==== RECORDS PROVIDED

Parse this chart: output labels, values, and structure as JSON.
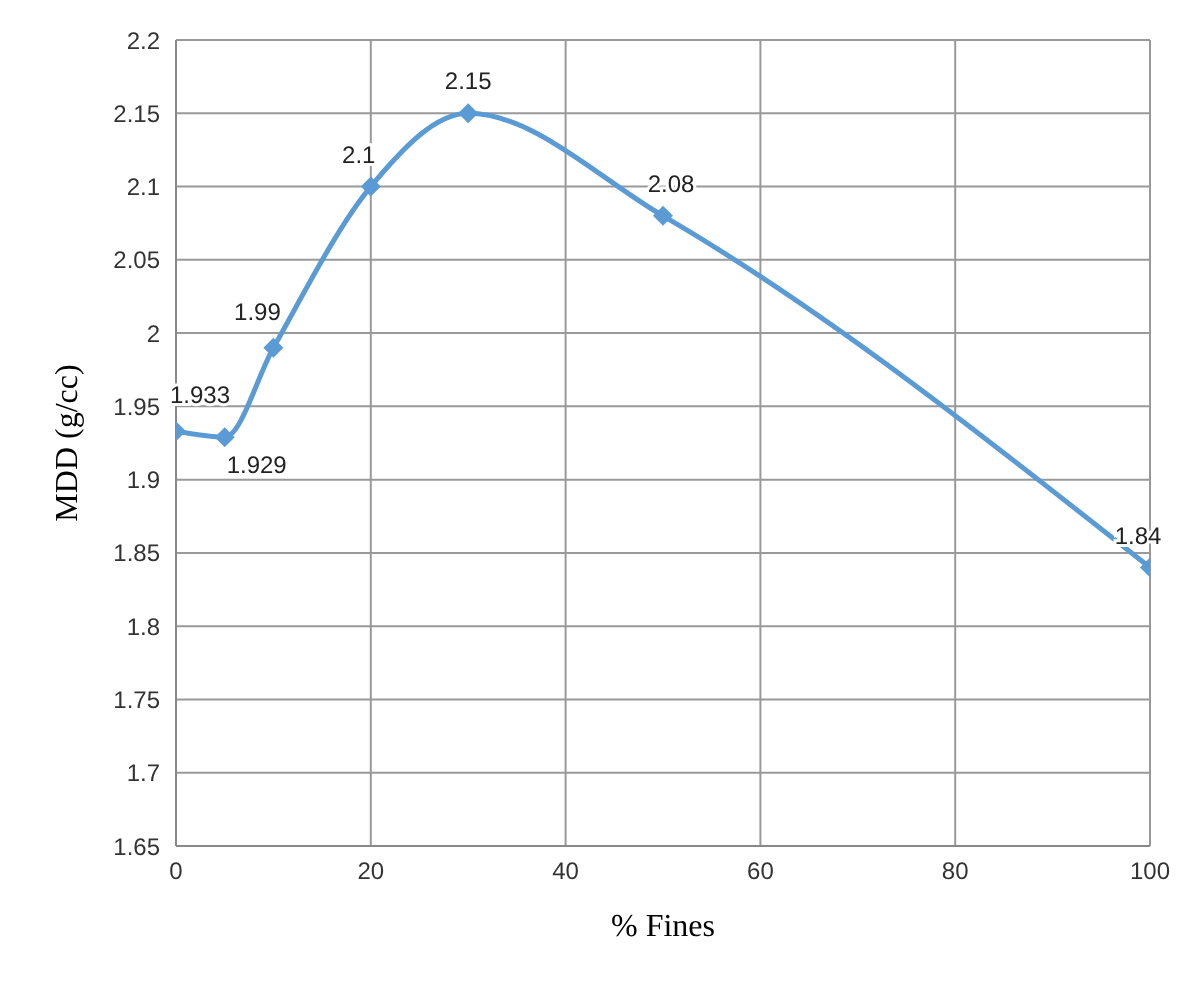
{
  "chart_data": {
    "type": "line",
    "xlabel": "% Fines",
    "ylabel": "MDD (g/cc)",
    "x": [
      0,
      5,
      10,
      20,
      30,
      50,
      100
    ],
    "series": [
      {
        "color": "#5b9bd5",
        "values": [
          1.933,
          1.929,
          1.99,
          2.1,
          2.15,
          2.08,
          1.84
        ]
      }
    ],
    "xlim": [
      0,
      100
    ],
    "xticks": [
      0,
      20,
      40,
      60,
      80,
      100
    ],
    "ylim": [
      1.65,
      2.2
    ],
    "yticks": [
      1.65,
      1.7,
      1.75,
      1.8,
      1.85,
      1.9,
      1.95,
      2,
      2.05,
      2.1,
      2.15,
      2.2
    ],
    "grid": true,
    "legend": false,
    "marker": "diamond",
    "line_style": "solid",
    "data_labels": true
  }
}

========

§ REQUEST
Print all of the records shown above exactly, leaving out each picture.

§ COMPLETED EXERCISE
Parse this chart: output labels, values, and structure as JSON.
{
  "chart_data": {
    "type": "line",
    "xlabel": "% Fines",
    "ylabel": "MDD (g/cc)",
    "x": [
      0,
      5,
      10,
      20,
      30,
      50,
      100
    ],
    "series": [
      {
        "color": "#5b9bd5",
        "values": [
          1.933,
          1.929,
          1.99,
          2.1,
          2.15,
          2.08,
          1.84
        ]
      }
    ],
    "xlim": [
      0,
      100
    ],
    "xticks": [
      0,
      20,
      40,
      60,
      80,
      100
    ],
    "ylim": [
      1.65,
      2.2
    ],
    "yticks": [
      1.65,
      1.7,
      1.75,
      1.8,
      1.85,
      1.9,
      1.95,
      2,
      2.05,
      2.1,
      2.15,
      2.2
    ],
    "grid": true,
    "legend": false,
    "marker": "diamond",
    "line_style": "solid",
    "data_labels": true
  }
}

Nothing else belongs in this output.